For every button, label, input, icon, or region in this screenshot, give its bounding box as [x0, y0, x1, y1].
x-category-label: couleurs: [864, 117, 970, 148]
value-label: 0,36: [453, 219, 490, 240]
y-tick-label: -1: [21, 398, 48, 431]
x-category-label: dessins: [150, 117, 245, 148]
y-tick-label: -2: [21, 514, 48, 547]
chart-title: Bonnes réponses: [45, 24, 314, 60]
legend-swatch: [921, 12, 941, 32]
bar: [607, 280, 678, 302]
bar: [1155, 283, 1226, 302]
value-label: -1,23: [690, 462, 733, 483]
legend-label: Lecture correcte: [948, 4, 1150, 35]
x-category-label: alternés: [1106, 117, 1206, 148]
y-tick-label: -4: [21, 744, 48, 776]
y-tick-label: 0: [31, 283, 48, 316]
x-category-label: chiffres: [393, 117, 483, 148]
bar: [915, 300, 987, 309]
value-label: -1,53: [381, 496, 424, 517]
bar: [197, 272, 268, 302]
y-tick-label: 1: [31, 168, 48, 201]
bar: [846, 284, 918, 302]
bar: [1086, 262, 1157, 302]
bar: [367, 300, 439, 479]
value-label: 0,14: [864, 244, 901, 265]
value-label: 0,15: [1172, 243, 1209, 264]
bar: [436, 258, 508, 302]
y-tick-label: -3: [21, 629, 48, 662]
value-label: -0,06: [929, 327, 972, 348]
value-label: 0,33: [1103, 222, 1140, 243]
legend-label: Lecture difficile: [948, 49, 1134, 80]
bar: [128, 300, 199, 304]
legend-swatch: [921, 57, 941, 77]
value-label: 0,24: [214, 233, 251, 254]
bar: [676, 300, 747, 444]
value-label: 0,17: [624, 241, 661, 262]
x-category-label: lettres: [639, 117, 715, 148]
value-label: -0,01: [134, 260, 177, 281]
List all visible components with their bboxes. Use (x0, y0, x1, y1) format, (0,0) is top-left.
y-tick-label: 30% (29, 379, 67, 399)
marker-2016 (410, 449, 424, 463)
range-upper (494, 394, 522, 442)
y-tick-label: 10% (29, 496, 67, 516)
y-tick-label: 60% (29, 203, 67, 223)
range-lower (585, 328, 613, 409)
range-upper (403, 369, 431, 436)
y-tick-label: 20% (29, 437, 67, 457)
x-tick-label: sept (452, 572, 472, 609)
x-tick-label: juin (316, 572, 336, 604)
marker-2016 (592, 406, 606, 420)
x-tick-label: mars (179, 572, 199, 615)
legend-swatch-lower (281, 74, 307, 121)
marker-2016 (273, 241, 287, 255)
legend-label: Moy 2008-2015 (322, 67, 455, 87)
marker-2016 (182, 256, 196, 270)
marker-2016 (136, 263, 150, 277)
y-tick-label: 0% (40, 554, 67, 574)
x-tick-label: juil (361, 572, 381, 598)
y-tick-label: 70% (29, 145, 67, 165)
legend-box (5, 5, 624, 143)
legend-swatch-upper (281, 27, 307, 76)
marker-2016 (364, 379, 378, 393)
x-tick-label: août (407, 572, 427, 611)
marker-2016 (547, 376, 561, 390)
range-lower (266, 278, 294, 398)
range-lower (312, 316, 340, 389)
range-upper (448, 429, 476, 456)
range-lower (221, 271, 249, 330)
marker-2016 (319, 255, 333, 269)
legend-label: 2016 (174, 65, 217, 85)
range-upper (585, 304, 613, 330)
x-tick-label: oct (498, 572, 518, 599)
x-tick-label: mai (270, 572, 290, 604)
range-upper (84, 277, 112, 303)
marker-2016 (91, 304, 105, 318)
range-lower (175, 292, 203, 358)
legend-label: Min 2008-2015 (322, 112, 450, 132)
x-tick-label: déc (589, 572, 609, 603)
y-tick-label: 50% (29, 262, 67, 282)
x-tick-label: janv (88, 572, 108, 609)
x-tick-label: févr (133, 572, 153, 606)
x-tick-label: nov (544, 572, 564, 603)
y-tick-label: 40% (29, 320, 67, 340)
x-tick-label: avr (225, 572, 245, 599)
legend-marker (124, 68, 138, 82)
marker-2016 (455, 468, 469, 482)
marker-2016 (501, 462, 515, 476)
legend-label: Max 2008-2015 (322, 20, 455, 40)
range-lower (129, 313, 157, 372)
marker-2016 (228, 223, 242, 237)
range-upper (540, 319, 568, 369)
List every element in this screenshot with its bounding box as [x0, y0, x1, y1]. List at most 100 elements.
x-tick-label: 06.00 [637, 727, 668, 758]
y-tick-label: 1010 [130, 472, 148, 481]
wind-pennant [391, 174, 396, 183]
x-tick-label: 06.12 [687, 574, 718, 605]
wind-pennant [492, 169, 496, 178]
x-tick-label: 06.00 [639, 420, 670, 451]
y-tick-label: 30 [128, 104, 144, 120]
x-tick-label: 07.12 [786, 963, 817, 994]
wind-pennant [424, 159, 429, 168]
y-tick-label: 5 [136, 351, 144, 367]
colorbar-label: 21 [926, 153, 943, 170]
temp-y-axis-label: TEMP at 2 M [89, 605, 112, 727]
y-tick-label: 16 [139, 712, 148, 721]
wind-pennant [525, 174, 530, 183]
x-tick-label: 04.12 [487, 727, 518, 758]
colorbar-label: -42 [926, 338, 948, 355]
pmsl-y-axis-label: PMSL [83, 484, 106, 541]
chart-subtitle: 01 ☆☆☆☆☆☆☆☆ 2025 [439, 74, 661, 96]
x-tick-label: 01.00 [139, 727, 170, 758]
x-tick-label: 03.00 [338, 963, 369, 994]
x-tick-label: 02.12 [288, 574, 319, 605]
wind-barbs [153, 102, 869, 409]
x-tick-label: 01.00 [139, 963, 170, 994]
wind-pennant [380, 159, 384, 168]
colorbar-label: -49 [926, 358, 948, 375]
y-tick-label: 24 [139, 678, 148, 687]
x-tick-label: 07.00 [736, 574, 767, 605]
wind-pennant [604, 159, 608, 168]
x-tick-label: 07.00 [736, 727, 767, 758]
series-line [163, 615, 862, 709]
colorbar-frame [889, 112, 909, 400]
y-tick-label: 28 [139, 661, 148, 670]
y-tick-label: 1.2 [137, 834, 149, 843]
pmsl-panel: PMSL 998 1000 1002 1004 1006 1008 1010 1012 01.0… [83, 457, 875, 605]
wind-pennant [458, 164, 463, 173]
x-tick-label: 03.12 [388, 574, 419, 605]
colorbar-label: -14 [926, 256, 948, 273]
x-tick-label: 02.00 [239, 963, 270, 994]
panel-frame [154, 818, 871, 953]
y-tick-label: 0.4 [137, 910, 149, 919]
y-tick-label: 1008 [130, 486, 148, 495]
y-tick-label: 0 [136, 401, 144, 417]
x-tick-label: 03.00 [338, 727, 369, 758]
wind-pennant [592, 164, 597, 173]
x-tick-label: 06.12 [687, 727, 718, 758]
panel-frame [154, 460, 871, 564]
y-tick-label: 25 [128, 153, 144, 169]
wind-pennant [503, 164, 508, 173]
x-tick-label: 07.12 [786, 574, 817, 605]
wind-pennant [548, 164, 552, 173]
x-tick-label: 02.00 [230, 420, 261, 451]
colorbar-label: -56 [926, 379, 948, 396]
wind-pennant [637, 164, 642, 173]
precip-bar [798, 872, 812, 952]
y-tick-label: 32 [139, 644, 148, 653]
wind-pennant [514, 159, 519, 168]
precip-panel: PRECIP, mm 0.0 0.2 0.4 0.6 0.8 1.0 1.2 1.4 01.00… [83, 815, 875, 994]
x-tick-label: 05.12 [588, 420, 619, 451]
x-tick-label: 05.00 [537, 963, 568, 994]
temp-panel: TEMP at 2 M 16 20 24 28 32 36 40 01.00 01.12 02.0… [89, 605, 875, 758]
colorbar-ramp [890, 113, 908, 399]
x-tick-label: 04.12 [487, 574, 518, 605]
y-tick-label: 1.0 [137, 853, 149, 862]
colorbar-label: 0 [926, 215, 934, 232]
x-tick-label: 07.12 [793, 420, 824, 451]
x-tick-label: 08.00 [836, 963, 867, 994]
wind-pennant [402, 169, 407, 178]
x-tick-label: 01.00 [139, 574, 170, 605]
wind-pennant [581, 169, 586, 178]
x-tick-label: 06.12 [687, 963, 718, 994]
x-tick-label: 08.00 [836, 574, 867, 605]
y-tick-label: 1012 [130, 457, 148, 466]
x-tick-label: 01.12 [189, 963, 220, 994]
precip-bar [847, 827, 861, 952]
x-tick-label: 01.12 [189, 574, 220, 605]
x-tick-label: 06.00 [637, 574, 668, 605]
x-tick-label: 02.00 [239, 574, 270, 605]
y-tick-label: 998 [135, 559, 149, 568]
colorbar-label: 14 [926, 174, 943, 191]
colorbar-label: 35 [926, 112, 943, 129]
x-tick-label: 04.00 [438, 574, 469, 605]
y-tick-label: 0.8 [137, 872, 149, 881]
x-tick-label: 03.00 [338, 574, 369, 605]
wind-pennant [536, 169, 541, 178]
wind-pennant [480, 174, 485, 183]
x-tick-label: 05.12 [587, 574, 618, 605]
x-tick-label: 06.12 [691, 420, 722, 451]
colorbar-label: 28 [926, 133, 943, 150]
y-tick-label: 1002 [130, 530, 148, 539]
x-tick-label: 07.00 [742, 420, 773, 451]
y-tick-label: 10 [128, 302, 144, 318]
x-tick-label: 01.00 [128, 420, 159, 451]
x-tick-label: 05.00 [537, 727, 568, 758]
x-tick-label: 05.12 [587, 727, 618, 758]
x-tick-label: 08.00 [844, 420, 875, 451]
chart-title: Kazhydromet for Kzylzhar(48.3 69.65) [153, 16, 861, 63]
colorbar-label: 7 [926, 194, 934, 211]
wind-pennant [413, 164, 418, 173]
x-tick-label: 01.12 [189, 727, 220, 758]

= = =

# AUSZUFÜHRENDE AUFGABE
Gib den Teil der Daten, der mit der ersten Zeile beginnt und mit der Zeile endet, die „x-category-label: dessins: [150, 117, 245, 148]“ enthält, Zeichen für Zeichen wieder. Beide Grenzzeilen gehören dazu.

# LÖSUNG DER AUFGABE
For every button, label, input, icon, or region in this screenshot, give its bounding box as [x0, y0, x1, y1].
x-category-label: couleurs: [864, 117, 970, 148]
value-label: 0,36: [453, 219, 490, 240]
y-tick-label: -1: [21, 398, 48, 431]
x-category-label: dessins: [150, 117, 245, 148]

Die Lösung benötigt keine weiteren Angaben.